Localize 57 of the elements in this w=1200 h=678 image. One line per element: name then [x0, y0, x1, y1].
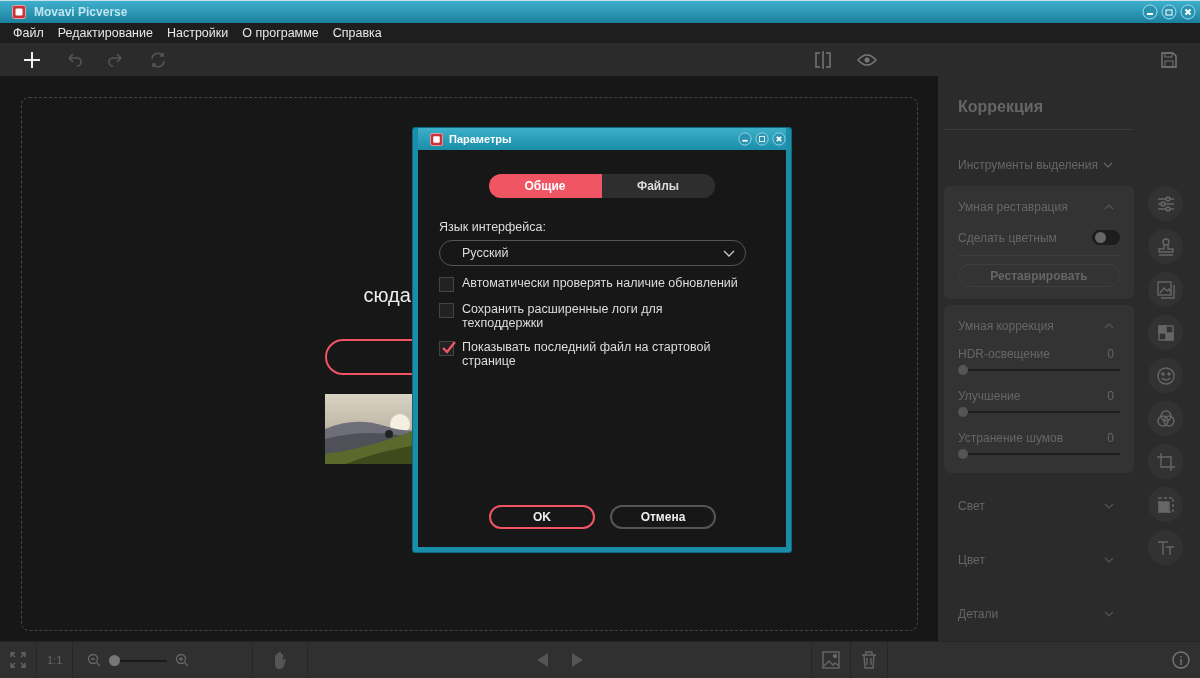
add-icon[interactable] [23, 50, 41, 69]
hand-icon[interactable] [272, 651, 289, 669]
image-icon[interactable] [822, 651, 841, 669]
next-icon[interactable] [570, 653, 583, 667]
cancel-button[interactable]: Отмена [610, 505, 716, 529]
dialog-title: Параметры [449, 133, 512, 145]
toggle-switch[interactable] [1092, 230, 1120, 245]
crop-icon[interactable] [1148, 444, 1183, 479]
undo-icon[interactable] [65, 51, 83, 68]
close-icon[interactable] [1180, 4, 1196, 20]
checkbox-label: Показывать последний файл на стартовой странице [462, 340, 712, 368]
maximize-icon[interactable] [755, 132, 769, 146]
menu-item[interactable]: Настройки [166, 26, 229, 40]
panel-title: Коррекция [944, 76, 1134, 130]
compare-icon[interactable] [813, 50, 833, 69]
close-icon[interactable] [772, 132, 786, 146]
minimize-icon[interactable] [1142, 4, 1158, 20]
window-title: Movavi Picverse [34, 5, 128, 19]
refresh-icon[interactable] [149, 50, 167, 69]
checkbox[interactable] [439, 341, 454, 356]
checkbox-label: Автоматически проверять наличие обновлений [462, 276, 738, 290]
minimize-icon[interactable] [738, 132, 752, 146]
info-icon[interactable] [1172, 651, 1190, 669]
restore-icon[interactable] [1161, 4, 1177, 20]
zoom-out-icon[interactable] [87, 653, 102, 667]
menu-item[interactable]: О программе [242, 26, 319, 40]
drop-subheading: сюда [363, 284, 411, 307]
trash-icon[interactable] [861, 651, 878, 669]
tab[interactable]: Файлы [601, 174, 715, 198]
menu-item[interactable]: Редактирование [57, 26, 153, 40]
slider-thumb[interactable] [958, 449, 968, 459]
checkbox[interactable] [439, 303, 454, 318]
zoom-thumb[interactable] [109, 654, 121, 666]
redo-icon[interactable] [107, 51, 125, 68]
stamp-icon[interactable] [1148, 229, 1183, 264]
menu-item[interactable]: Файл [13, 26, 44, 40]
checkbox[interactable] [439, 277, 454, 292]
field-label: Язык интерфейса: [439, 220, 547, 234]
selection-icon[interactable] [1148, 487, 1183, 522]
slider-thumb[interactable] [958, 365, 968, 375]
circles-icon[interactable] [1148, 401, 1183, 436]
image-icon[interactable] [1148, 272, 1183, 307]
fullscreen-icon[interactable] [10, 652, 26, 668]
checkbox-label: Сохранить расширенные логи для техподдержки [462, 302, 664, 330]
app-logo-icon [430, 132, 443, 146]
app-logo-icon [12, 5, 26, 19]
adjustments-icon[interactable] [1148, 186, 1183, 221]
eye-icon[interactable] [857, 52, 877, 67]
text-icon[interactable] [1148, 530, 1183, 565]
menu-item[interactable]: Справка [332, 26, 382, 40]
previous-icon[interactable] [536, 653, 549, 667]
save-icon[interactable] [1160, 50, 1178, 69]
smiley-icon[interactable] [1148, 358, 1183, 393]
checker-icon[interactable] [1148, 315, 1183, 350]
ok-button[interactable]: OK [489, 505, 595, 529]
slider-thumb[interactable] [958, 407, 968, 417]
zoom-in-icon[interactable] [175, 653, 190, 667]
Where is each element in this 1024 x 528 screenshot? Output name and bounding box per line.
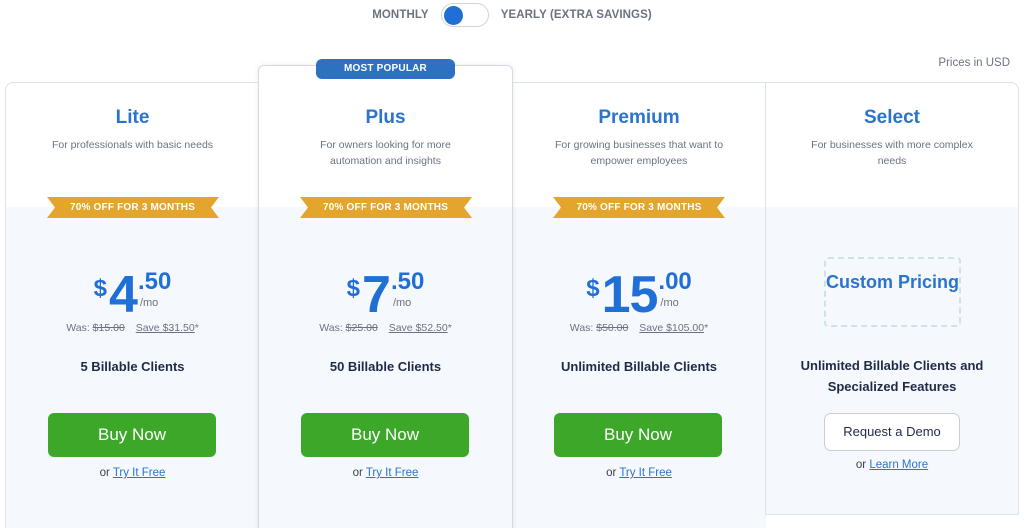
price-period: /mo: [139, 297, 159, 309]
billing-toggle: MONTHLY YEARLY (EXTRA SAVINGS): [0, 3, 1024, 27]
buy-now-button[interactable]: Buy Now: [554, 413, 722, 457]
savings-row: Was: $25.00 Save $52.50*: [259, 322, 512, 334]
currency-note: Prices in USD: [938, 57, 1010, 69]
price-period: /mo: [392, 297, 412, 309]
plan-title: Plus: [365, 107, 406, 128]
most-popular-badge: MOST POPULAR: [316, 59, 455, 79]
custom-pricing-box: Custom Pricing: [824, 257, 961, 327]
savings-row: Was: $15.00 Save $31.50*: [6, 322, 259, 334]
price-cents: .00: [658, 268, 692, 295]
price-whole: 7: [362, 266, 391, 324]
billable-clients: Unlimited Billable Clients: [560, 359, 718, 374]
price-whole: 4: [109, 266, 138, 324]
save-amount[interactable]: Save $105.00: [639, 322, 704, 334]
price-cents: .50: [390, 268, 425, 295]
plan-title: Lite: [115, 107, 150, 128]
was-label: Was:: [319, 322, 343, 334]
plan-description: For professionals with basic needs: [51, 139, 214, 151]
save-footnote-mark: *: [447, 322, 452, 334]
billable-clients: 50 Billable Clients: [329, 359, 442, 374]
discount-ribbon: 70% OFF FOR 3 MONTHS: [46, 197, 219, 218]
try-it-free-link[interactable]: Try It Free: [113, 467, 166, 479]
price-display: $ 15 .00 /mo: [512, 269, 766, 329]
plan-title: Premium: [598, 107, 680, 128]
billable-clients: 5 Billable Clients: [80, 359, 185, 374]
billing-period-switch[interactable]: [440, 3, 489, 27]
yearly-label[interactable]: YEARLY (EXTRA SAVINGS): [501, 9, 652, 21]
request-demo-button[interactable]: Request a Demo: [824, 413, 960, 451]
was-label: Was:: [66, 322, 90, 334]
price-display: $ 7 .50 /mo: [259, 269, 512, 329]
free-trial-line: or Try It Free: [512, 467, 766, 479]
learn-more-link[interactable]: Learn More: [869, 459, 928, 471]
or-text: or: [855, 459, 867, 471]
currency-symbol: $: [586, 275, 600, 302]
or-text: or: [99, 467, 110, 479]
plan-card-lite: Lite For professionals with basic needs …: [5, 82, 259, 528]
plan-title: Select: [864, 107, 920, 128]
save-amount[interactable]: Save $31.50: [136, 322, 195, 334]
buy-now-button[interactable]: Buy Now: [301, 413, 469, 457]
switch-knob: [443, 6, 463, 25]
plan-description: For businesses with more complex needs: [811, 139, 973, 167]
plan-description: For owners looking for more automation a…: [320, 139, 451, 167]
plan-description: For growing businesses that want to empo…: [554, 139, 724, 167]
save-footnote-mark: *: [704, 322, 709, 334]
billable-clients: Unlimited Billable Clients and Specializ…: [800, 358, 984, 394]
try-it-free-link[interactable]: Try It Free: [366, 467, 419, 479]
discount-ribbon: 70% OFF FOR 3 MONTHS: [553, 197, 725, 218]
or-text: or: [352, 467, 363, 479]
original-price: $25.00: [345, 322, 378, 334]
free-trial-line: or Try It Free: [6, 467, 259, 479]
ribbon-text: 70% OFF FOR 3 MONTHS: [69, 202, 196, 213]
free-trial-line: or Try It Free: [259, 467, 512, 479]
try-it-free-link[interactable]: Try It Free: [619, 467, 672, 479]
discount-ribbon: 70% OFF FOR 3 MONTHS: [299, 197, 472, 218]
savings-row: Was: $50.00 Save $105.00*: [512, 322, 766, 334]
or-text: or: [606, 467, 617, 479]
was-label: Was:: [569, 322, 594, 334]
save-amount[interactable]: Save $52.50: [389, 322, 448, 334]
plan-card-select: Select For businesses with more complex …: [765, 82, 1019, 515]
original-price: $50.00: [596, 322, 629, 334]
ribbon-text: 70% OFF FOR 3 MONTHS: [322, 202, 449, 213]
currency-symbol: $: [93, 275, 108, 302]
ribbon-text: 70% OFF FOR 3 MONTHS: [576, 202, 702, 213]
buy-now-button[interactable]: Buy Now: [48, 413, 216, 457]
original-price: $15.00: [92, 322, 125, 334]
price-whole: 15: [601, 266, 659, 324]
currency-symbol: $: [346, 275, 361, 302]
save-footnote-mark: *: [194, 322, 199, 334]
price-cents: .50: [137, 268, 172, 295]
learn-more-line: or Learn More: [766, 459, 1018, 471]
plan-card-plus: Plus For owners looking for more automat…: [258, 65, 513, 528]
price-period: /mo: [660, 297, 679, 309]
price-display: $ 4 .50 /mo: [6, 269, 259, 329]
monthly-label[interactable]: MONTHLY: [372, 9, 429, 21]
plan-card-premium: Premium For growing businesses that want…: [512, 82, 766, 528]
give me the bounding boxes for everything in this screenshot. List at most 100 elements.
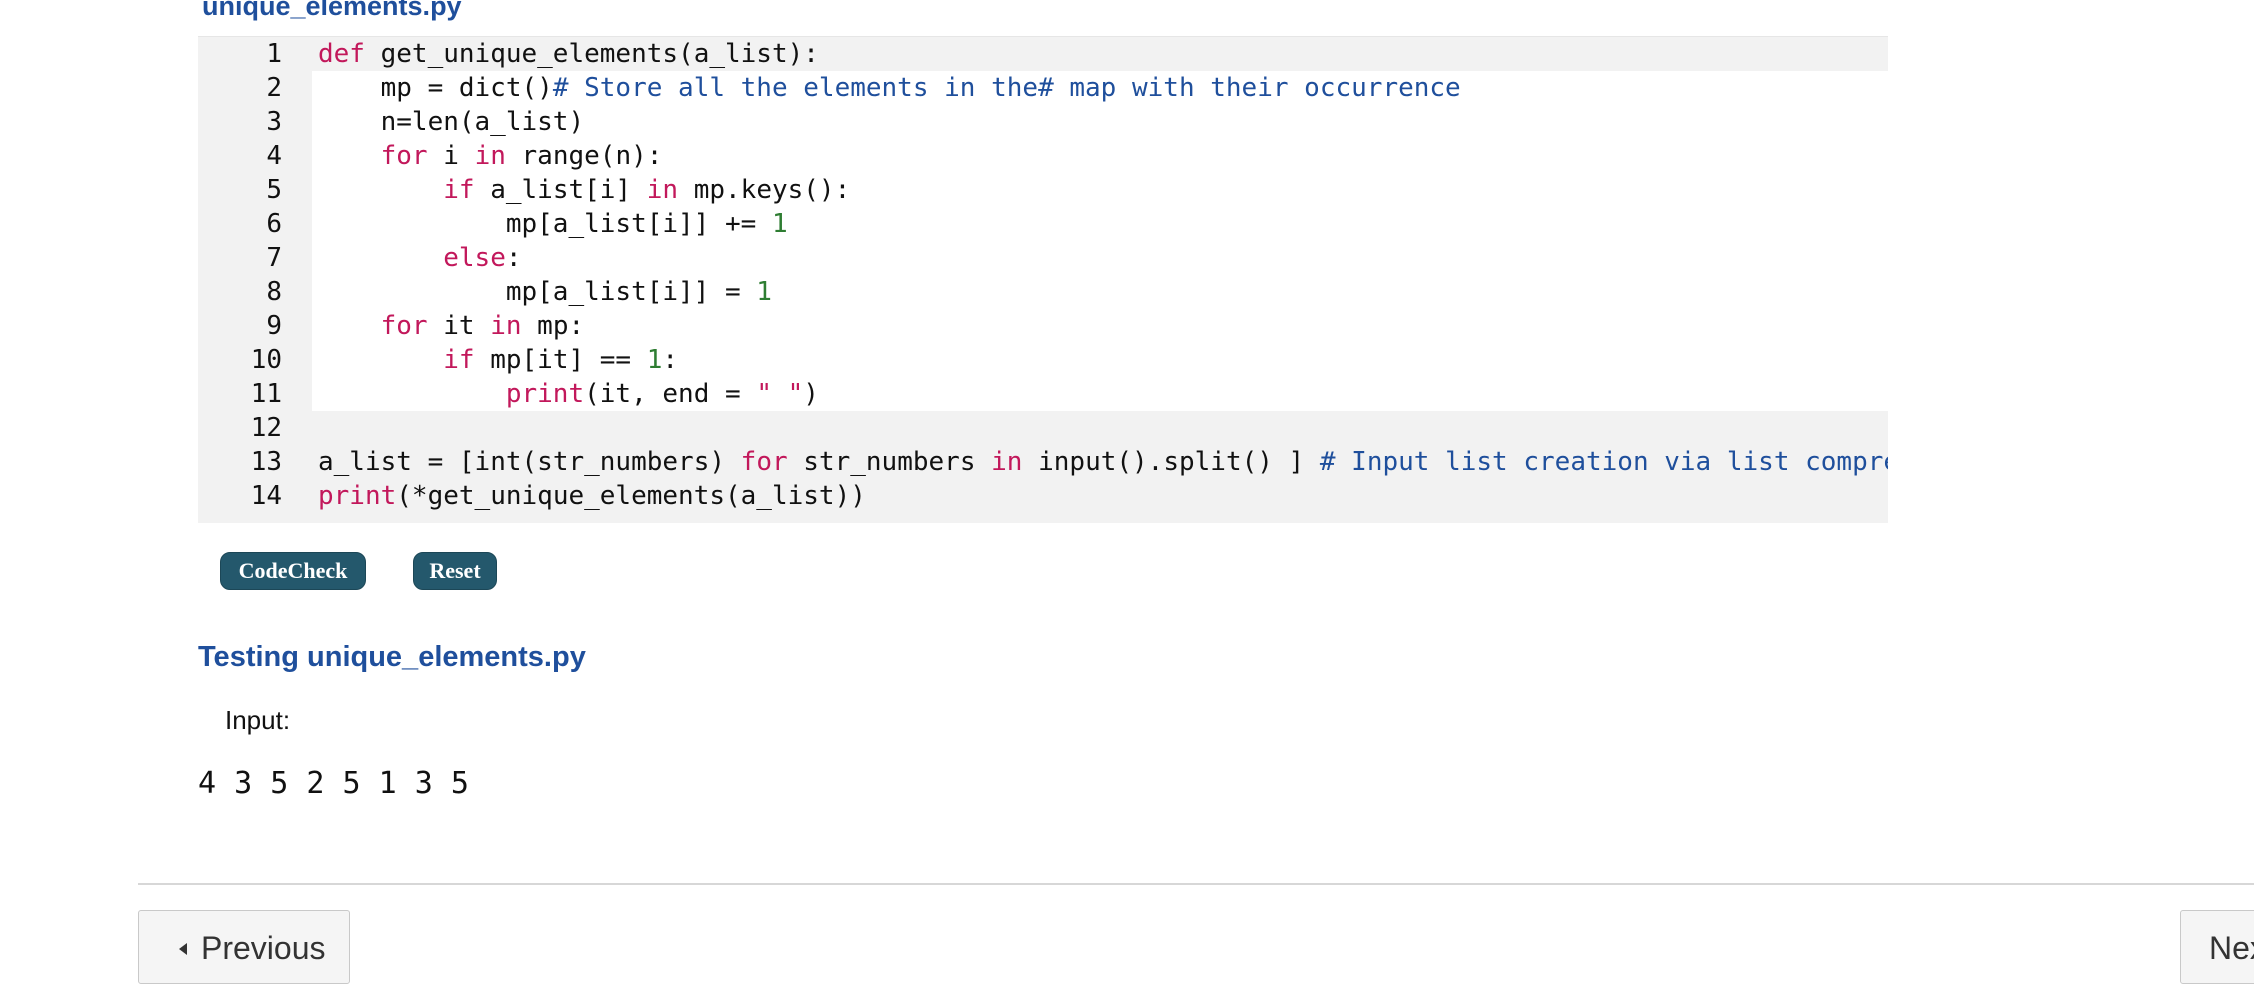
code-token: :: [662, 345, 679, 375]
code-token: a_list[i]: [474, 175, 647, 205]
code-editor[interactable]: 1 def get_unique_elements(a_list): 2 mp = …: [198, 36, 1888, 523]
code-token: def: [318, 39, 365, 69]
code-token: mp[a_list[i]] =: [318, 277, 757, 307]
code-token: # Store all the elements in the# map wit…: [552, 73, 1461, 103]
code-line[interactable]: 10 if mp[it] == 1:: [198, 343, 1888, 377]
line-number: 2: [266, 73, 282, 103]
next-label: Next: [2209, 930, 2254, 966]
code-token: " ": [756, 379, 804, 409]
code-token: str_numbers: [787, 447, 992, 477]
line-number: 5: [266, 175, 282, 205]
line-number: 11: [250, 379, 282, 409]
input-value: 4 3 5 2 5 1 3 5: [198, 766, 469, 801]
code-token: 1: [771, 209, 788, 239]
code-token: for: [380, 311, 428, 341]
code-token: (str_numbers): [521, 447, 741, 477]
code-line[interactable]: 3 n=len(a_list): [198, 105, 1888, 139]
code-text[interactable]: print(*get_unique_elements(a_list)): [312, 479, 1888, 513]
code-text[interactable]: for it in mp:: [312, 309, 1888, 343]
code-token: range(n):: [505, 141, 663, 171]
testing-title: Testing unique_elements.py: [198, 641, 586, 673]
line-number: 4: [266, 141, 282, 171]
code-line[interactable]: 9 for it in mp:: [198, 309, 1888, 343]
code-token: mp:: [521, 311, 585, 341]
code-token: 1: [646, 345, 663, 375]
code-token: in: [474, 141, 506, 171]
code-token: it: [427, 311, 491, 341]
code-line[interactable]: 11 print(it, end = " "): [198, 377, 1888, 411]
line-number: 7: [266, 243, 282, 273]
code-token: in: [991, 447, 1023, 477]
line-number: 13: [250, 447, 282, 477]
code-line[interactable]: 4 for i in range(n):: [198, 139, 1888, 173]
code-line[interactable]: 7 else:: [198, 241, 1888, 275]
previous-label: Previous: [201, 930, 326, 966]
input-label: Input:: [225, 705, 291, 735]
code-token: :: [505, 243, 522, 273]
code-token: mp[a_list[i]] +=: [318, 209, 772, 239]
line-number: 1: [266, 39, 282, 69]
code-line[interactable]: 8 mp[a_list[i]] = 1: [198, 275, 1888, 309]
code-text[interactable]: mp[a_list[i]] = 1: [312, 275, 1888, 309]
code-token: # Input list creation via list comprehen…: [1319, 447, 1888, 477]
code-token: n=len(a_list): [318, 107, 585, 137]
code-token: print: [505, 379, 585, 409]
code-line[interactable]: 6 mp[a_list[i]] += 1: [198, 207, 1888, 241]
code-text[interactable]: mp[a_list[i]] += 1: [312, 207, 1888, 241]
code-text[interactable]: print(it, end = " "): [312, 377, 1888, 411]
code-token: in: [490, 311, 522, 341]
code-token: a_list = [: [318, 447, 475, 477]
line-number: 3: [266, 107, 282, 137]
line-number: 10: [250, 345, 282, 375]
reset-button[interactable]: Reset: [413, 552, 497, 590]
code-token: mp = dict(): [318, 73, 553, 103]
next-button[interactable]: Next: [2180, 910, 2254, 984]
code-token: int: [474, 447, 522, 477]
code-token: for: [380, 141, 428, 171]
page: unique_elements.py 1 def get_unique_eleme…: [0, 0, 2254, 1008]
code-token: i: [427, 141, 475, 171]
code-text[interactable]: for i in range(n):: [312, 139, 1888, 173]
code-line[interactable]: 12: [198, 411, 1888, 445]
line-number: 8: [266, 277, 282, 307]
caret-left-icon: [179, 943, 187, 955]
code-token: print: [318, 481, 397, 511]
line-number: 14: [250, 481, 282, 511]
code-token: mp.keys():: [678, 175, 851, 205]
code-text[interactable]: if mp[it] == 1:: [312, 343, 1888, 377]
codecheck-button[interactable]: CodeCheck: [220, 552, 366, 590]
code-line[interactable]: 1 def get_unique_elements(a_list):: [198, 37, 1888, 71]
code-line[interactable]: 13 a_list = [int(str_numbers) for str_num…: [198, 445, 1888, 479]
code-text[interactable]: if a_list[i] in mp.keys():: [312, 173, 1888, 207]
code-text[interactable]: [312, 411, 1888, 445]
code-token: (it, end =: [584, 379, 757, 409]
code-token: ): [803, 379, 819, 409]
file-title: unique_elements.py: [202, 0, 462, 21]
code-token: for: [740, 447, 788, 477]
code-line[interactable]: 2 mp = dict()# Store all the elements in…: [198, 71, 1888, 105]
line-number: 6: [266, 209, 282, 239]
previous-button[interactable]: Previous: [138, 910, 350, 984]
code-text[interactable]: def get_unique_elements(a_list):: [312, 37, 1888, 71]
code-line[interactable]: 14 print(*get_unique_elements(a_list)): [198, 479, 1888, 513]
code-text[interactable]: else:: [312, 241, 1888, 275]
code-token: else: [443, 243, 506, 273]
code-token: (*get_unique_elements(a_list)): [396, 481, 866, 511]
code-text[interactable]: n=len(a_list): [312, 105, 1888, 139]
line-number: 12: [250, 413, 282, 443]
code-token: 1: [756, 277, 772, 307]
code-line[interactable]: 5 if a_list[i] in mp.keys():: [198, 173, 1888, 207]
code-token: get_unique_elements(a_list):: [364, 39, 819, 69]
code-text[interactable]: a_list = [int(str_numbers) for str_numbe…: [312, 445, 1888, 479]
code-token: if: [443, 175, 475, 205]
divider: [138, 883, 2254, 885]
line-number: 9: [266, 311, 282, 341]
code-token: mp[it] ==: [474, 345, 647, 375]
code-text[interactable]: mp = dict()# Store all the elements in t…: [312, 71, 1888, 105]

____________________

_WRITTEN REQUEST:_
Reproduce the items verbatim, beginning with the line that contains "price-period: /mo: [139, 297, 159, 309]" and continuing through the line that contains "price-cents: .50: [390, 268, 425, 295]".

_COMPLETED TASK:_
price-period: /mo: [139, 297, 159, 309]
billing-toggle: MONTHLY YEARLY (EXTRA SAVINGS): [0, 3, 1024, 27]
buy-now-button[interactable]: Buy Now: [554, 413, 722, 457]
savings-row: Was: $25.00 Save $52.50*: [259, 322, 512, 334]
currency-note: Prices in USD: [938, 57, 1010, 69]
price-period: /mo: [392, 297, 412, 309]
plan-title: Plus: [365, 107, 406, 128]
most-popular-badge: MOST POPULAR: [316, 59, 455, 79]
custom-pricing-box: Custom Pricing: [824, 257, 961, 327]
savings-row: Was: $15.00 Save $31.50*: [6, 322, 259, 334]
price-cents: .00: [658, 268, 692, 295]
price-whole: 7: [362, 266, 391, 324]
billable-clients: Unlimited Billable Clients: [560, 359, 718, 374]
price-whole: 4: [109, 266, 138, 324]
save-amount[interactable]: Save $105.00: [639, 322, 704, 334]
price-cents: .50: [390, 268, 425, 295]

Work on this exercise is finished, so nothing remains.